> _The exercise_:
Print all the entries verbatim.

> _Records shown_:
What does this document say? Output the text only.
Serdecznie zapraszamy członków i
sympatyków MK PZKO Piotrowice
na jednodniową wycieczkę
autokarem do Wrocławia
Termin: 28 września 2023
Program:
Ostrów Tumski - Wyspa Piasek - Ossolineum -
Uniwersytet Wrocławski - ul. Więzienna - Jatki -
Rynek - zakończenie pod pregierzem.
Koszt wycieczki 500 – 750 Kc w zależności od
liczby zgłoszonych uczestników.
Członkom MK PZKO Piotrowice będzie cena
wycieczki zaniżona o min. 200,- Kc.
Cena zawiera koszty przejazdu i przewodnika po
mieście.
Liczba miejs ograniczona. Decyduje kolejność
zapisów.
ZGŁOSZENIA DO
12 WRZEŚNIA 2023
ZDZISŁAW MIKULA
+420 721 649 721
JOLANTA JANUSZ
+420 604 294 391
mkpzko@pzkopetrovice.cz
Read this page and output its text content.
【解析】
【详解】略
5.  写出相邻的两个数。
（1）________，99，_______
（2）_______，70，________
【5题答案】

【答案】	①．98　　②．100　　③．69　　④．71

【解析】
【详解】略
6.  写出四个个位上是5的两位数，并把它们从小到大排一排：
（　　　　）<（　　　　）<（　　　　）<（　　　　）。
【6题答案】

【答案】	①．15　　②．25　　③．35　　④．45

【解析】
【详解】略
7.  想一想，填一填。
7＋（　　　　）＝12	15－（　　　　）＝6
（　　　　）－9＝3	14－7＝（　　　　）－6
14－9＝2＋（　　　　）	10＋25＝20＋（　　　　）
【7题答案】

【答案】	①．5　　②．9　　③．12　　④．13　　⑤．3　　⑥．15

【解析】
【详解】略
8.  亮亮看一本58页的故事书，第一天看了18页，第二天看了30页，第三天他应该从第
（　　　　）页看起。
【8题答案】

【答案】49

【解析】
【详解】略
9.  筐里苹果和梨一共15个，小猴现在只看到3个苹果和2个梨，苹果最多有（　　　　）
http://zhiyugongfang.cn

> _Result of this exercise_:
What does this document say? Output the text only.
Serdecznie zapraszamy członków i
sympatyków MK PZKO Piotrowice
na jednodniową wycieczkę
autokarem do Wrocławia
Termin: 28 września 2023
Program:
Ostrów Tumski - Wyspa Piasek - Ossolineum -
Uniwersytet Wrocławski - ul. Więzienna - Jatki -
Rynek - zakończenie pod pregierzem.
Koszt wycieczki 500 – 750 Kc w zależności od
liczby zgłoszonych uczestników.
Członkom MK PZKO Piotrowice będzie cena
wycieczki zaniżona o min. 200,- Kc.
Cena zawiera koszty przejazdu i przewodnika po
mieście.
Liczba miejs ograniczona. Decyduje kolejność
zapisów.
ZGŁOSZENIA DO
12 WRZEŚNIA 2023
ZDZISŁAW MIKULA
+420 721 649 721
JOLANTA JANUSZ
+420 604 294 391
mkpzko@pzkopetrovice.cz
Read this page and output its text content.
【解析】
【详解】略
5.  写出相邻的两个数。
（1）________，99，_______
（2）_______，70，________
【5题答案】

【答案】	①．98　　②．100　　③．69　　④．71

【解析】
【详解】略
6.  写出四个个位上是5的两位数，并把它们从小到大排一排：
（　　　　）<（　　　　）<（　　　　）<（　　　　）。
【6题答案】

【答案】	①．15　　②．25　　③．35　　④．45

【解析】
【详解】略
7.  想一想，填一填。
7＋（　　　　）＝12	15－（　　　　）＝6
（　　　　）－9＝3	14－7＝（　　　　）－6
14－9＝2＋（　　　　）	10＋25＝20＋（　　　　）
【7题答案】

【答案】	①．5　　②．9　　③．12　　④．13　　⑤．3　　⑥．15

【解析】
【详解】略
8.  亮亮看一本58页的故事书，第一天看了18页，第二天看了30页，第三天他应该从第
（　　　　）页看起。
【8题答案】

【答案】49

【解析】
【详解】略
9.  筐里苹果和梨一共15个，小猴现在只看到3个苹果和2个梨，苹果最多有（　　　　）
http://zhiyugongfang.cn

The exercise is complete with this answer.